» Description of the task
From the entries below, copy out every line with "Dendy" in it.

** Start Exercise materials **

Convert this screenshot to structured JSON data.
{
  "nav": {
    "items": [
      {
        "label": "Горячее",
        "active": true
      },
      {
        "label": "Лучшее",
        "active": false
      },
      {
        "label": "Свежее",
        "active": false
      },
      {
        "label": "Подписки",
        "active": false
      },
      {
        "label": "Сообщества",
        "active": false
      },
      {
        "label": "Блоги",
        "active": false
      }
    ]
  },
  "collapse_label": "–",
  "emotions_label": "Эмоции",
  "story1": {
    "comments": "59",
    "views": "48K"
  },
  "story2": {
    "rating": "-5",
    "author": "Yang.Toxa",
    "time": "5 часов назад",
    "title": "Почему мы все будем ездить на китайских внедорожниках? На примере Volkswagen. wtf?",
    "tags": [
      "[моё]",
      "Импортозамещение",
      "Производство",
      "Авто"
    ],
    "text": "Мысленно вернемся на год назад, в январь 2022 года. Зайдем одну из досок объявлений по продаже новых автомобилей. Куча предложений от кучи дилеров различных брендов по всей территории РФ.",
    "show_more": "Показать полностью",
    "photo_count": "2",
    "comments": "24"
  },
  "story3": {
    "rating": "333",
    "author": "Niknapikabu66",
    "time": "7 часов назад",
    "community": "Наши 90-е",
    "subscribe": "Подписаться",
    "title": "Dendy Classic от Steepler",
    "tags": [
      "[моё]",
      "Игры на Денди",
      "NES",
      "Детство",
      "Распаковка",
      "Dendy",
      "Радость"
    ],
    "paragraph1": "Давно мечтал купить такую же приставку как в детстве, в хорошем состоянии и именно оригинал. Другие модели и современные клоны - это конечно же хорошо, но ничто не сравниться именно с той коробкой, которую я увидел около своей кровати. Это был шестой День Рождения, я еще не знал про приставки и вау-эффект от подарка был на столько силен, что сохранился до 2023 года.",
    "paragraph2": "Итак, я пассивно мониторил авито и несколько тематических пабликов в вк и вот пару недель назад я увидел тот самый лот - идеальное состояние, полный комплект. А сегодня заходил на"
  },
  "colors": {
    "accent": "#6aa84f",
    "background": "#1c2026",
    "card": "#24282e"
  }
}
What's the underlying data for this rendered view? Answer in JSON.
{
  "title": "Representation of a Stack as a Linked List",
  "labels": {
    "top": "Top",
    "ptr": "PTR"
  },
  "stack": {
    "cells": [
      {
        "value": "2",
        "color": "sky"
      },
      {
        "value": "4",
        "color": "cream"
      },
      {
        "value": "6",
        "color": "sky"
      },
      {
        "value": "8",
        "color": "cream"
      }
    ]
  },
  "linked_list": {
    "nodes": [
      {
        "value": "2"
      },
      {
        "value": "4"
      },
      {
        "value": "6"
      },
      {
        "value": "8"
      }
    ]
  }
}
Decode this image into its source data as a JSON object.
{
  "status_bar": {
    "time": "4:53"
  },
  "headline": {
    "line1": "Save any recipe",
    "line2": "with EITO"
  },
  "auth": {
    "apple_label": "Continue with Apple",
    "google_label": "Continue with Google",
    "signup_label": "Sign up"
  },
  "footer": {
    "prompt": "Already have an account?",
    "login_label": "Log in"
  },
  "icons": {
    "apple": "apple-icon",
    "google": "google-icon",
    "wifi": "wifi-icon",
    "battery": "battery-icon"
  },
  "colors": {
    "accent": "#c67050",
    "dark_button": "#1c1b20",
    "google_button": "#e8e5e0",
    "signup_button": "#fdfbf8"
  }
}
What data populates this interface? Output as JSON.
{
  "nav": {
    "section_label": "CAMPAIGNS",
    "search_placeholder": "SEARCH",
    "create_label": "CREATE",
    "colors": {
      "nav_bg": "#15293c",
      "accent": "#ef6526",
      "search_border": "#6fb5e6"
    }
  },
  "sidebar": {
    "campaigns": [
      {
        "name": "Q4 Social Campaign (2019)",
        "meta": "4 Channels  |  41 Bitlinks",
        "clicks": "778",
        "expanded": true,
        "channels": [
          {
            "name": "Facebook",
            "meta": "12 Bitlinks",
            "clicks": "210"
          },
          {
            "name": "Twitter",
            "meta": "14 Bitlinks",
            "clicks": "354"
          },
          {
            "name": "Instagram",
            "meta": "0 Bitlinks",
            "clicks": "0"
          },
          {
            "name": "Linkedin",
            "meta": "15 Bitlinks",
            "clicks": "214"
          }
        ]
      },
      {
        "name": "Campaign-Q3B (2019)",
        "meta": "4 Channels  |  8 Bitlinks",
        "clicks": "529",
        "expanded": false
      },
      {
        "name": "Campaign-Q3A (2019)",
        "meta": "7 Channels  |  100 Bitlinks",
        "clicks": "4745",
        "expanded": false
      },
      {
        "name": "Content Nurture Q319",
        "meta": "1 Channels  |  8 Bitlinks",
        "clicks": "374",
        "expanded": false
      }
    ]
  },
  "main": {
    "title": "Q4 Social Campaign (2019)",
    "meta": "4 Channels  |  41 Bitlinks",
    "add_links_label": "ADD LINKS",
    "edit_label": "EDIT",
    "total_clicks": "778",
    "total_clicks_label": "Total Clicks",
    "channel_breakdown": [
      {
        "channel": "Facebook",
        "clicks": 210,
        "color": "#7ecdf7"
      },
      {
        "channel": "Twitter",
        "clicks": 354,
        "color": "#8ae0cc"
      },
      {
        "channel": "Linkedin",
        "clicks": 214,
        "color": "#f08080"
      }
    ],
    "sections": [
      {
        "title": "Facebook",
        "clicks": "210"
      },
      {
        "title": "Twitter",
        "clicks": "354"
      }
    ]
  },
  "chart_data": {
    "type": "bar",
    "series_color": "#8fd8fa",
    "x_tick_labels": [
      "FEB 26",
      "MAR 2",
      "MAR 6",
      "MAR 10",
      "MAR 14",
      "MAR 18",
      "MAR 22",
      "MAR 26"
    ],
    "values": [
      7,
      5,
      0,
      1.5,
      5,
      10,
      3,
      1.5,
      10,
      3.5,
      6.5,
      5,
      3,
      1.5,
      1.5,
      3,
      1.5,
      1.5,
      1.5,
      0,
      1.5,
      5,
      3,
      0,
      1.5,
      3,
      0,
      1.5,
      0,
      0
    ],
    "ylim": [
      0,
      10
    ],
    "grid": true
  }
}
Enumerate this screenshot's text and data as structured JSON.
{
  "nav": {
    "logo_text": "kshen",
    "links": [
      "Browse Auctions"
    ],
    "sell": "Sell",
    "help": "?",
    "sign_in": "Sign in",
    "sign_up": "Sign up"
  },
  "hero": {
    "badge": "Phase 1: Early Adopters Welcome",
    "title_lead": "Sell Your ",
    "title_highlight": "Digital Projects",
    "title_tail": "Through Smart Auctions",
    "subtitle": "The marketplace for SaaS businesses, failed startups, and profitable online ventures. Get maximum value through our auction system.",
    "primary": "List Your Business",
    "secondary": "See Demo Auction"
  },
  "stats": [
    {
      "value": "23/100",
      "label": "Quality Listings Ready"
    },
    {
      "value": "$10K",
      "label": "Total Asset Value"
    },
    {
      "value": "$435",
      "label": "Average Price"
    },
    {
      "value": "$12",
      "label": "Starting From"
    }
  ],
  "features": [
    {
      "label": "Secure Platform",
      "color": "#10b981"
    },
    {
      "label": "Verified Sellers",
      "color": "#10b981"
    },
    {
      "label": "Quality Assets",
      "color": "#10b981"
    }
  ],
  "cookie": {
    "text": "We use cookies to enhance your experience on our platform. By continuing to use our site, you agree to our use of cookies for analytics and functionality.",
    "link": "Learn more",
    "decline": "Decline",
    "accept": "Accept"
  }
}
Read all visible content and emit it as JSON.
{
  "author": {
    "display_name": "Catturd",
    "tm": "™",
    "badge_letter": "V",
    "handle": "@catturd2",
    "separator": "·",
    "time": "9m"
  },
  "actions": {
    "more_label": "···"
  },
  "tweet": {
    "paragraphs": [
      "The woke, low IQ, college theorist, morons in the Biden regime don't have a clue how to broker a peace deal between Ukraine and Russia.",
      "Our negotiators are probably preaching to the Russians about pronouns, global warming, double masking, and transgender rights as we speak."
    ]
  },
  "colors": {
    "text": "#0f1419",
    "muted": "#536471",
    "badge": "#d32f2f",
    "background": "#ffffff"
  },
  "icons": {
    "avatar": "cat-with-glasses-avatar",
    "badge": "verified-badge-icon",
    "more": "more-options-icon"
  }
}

** End Exercise materials **

» Result of this task
    "title": "Dendy Classic от Steepler",
      "Dendy",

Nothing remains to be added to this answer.